EXERCISE BRIEF ▸ Extract every record, exactly as written, and ignore the pictures.

* * * * * * * * *

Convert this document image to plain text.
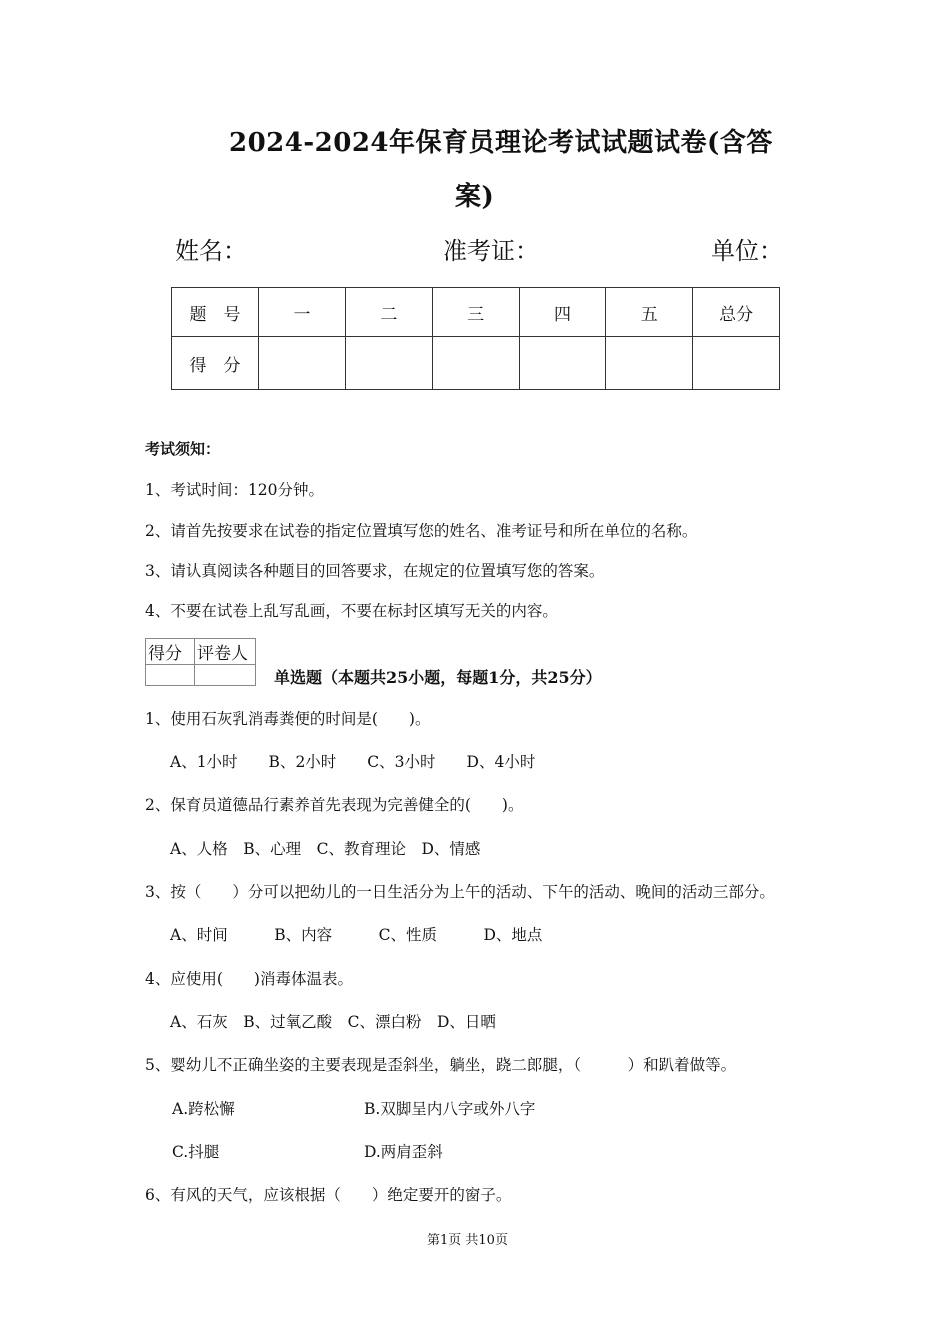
2024-2024年保育员理论考试试题试卷(含答
案)
姓名：	准考证：	单位：
题　号	一	二	三	四	五	总分
得　分						
考试须知：
1、考试时间：120分钟。
2、请首先按要求在试卷的指定位置填写您的姓名、准考证号和所在单位的名称。
3、请认真阅读各种题目的回答要求，在规定的位置填写您的答案。
4、不要在试卷上乱写乱画，不要在标封区填写无关的内容。
得分	评卷人

单选题（本题共25小题，每题1分，共25分）
1、使用石灰乳消毒粪便的时间是(　　)。
A、1小时　　B、2小时　　C、3小时　　D、4小时
2、保育员道德品行素养首先表现为完善健全的(　　)。
A、人格　B、心理　C、教育理论　D、情感
3、按（　　）分可以把幼儿的一日生活分为上午的活动、下午的活动、晚间的活动三部分。
A、时间　　　B、内容　　　C、性质　　　D、地点
4、应使用(　　)消毒体温表。
A、石灰　B、过氧乙酸　C、漂白粉　D、日晒
5、婴幼儿不正确坐姿的主要表现是歪斜坐，躺坐，跷二郎腿，（　　　）和趴着做等。
A.跨松懈	B.双脚呈内八字或外八字
C.抖腿	D.两肩歪斜
6、有风的天气，应该根据（　　）绝定要开的窗子。
第1页 共10页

* * * * * * * * *

CORRECT ANSWER ▸
Convert this document image to plain text.
2024-2024年保育员理论考试试题试卷(含答
案)
姓名：	准考证：	单位：
题　号	一	二	三	四	五	总分
得　分						
考试须知：
1、考试时间：120分钟。
2、请首先按要求在试卷的指定位置填写您的姓名、准考证号和所在单位的名称。
3、请认真阅读各种题目的回答要求，在规定的位置填写您的答案。
4、不要在试卷上乱写乱画，不要在标封区填写无关的内容。
得分	评卷人

单选题（本题共25小题，每题1分，共25分）
1、使用石灰乳消毒粪便的时间是(　　)。
A、1小时　　B、2小时　　C、3小时　　D、4小时
2、保育员道德品行素养首先表现为完善健全的(　　)。
A、人格　B、心理　C、教育理论　D、情感
3、按（　　）分可以把幼儿的一日生活分为上午的活动、下午的活动、晚间的活动三部分。
A、时间　　　B、内容　　　C、性质　　　D、地点
4、应使用(　　)消毒体温表。
A、石灰　B、过氧乙酸　C、漂白粉　D、日晒
5、婴幼儿不正确坐姿的主要表现是歪斜坐，躺坐，跷二郎腿，（　　　）和趴着做等。
A.跨松懈	B.双脚呈内八字或外八字
C.抖腿	D.两肩歪斜
6、有风的天气，应该根据（　　）绝定要开的窗子。
第1页 共10页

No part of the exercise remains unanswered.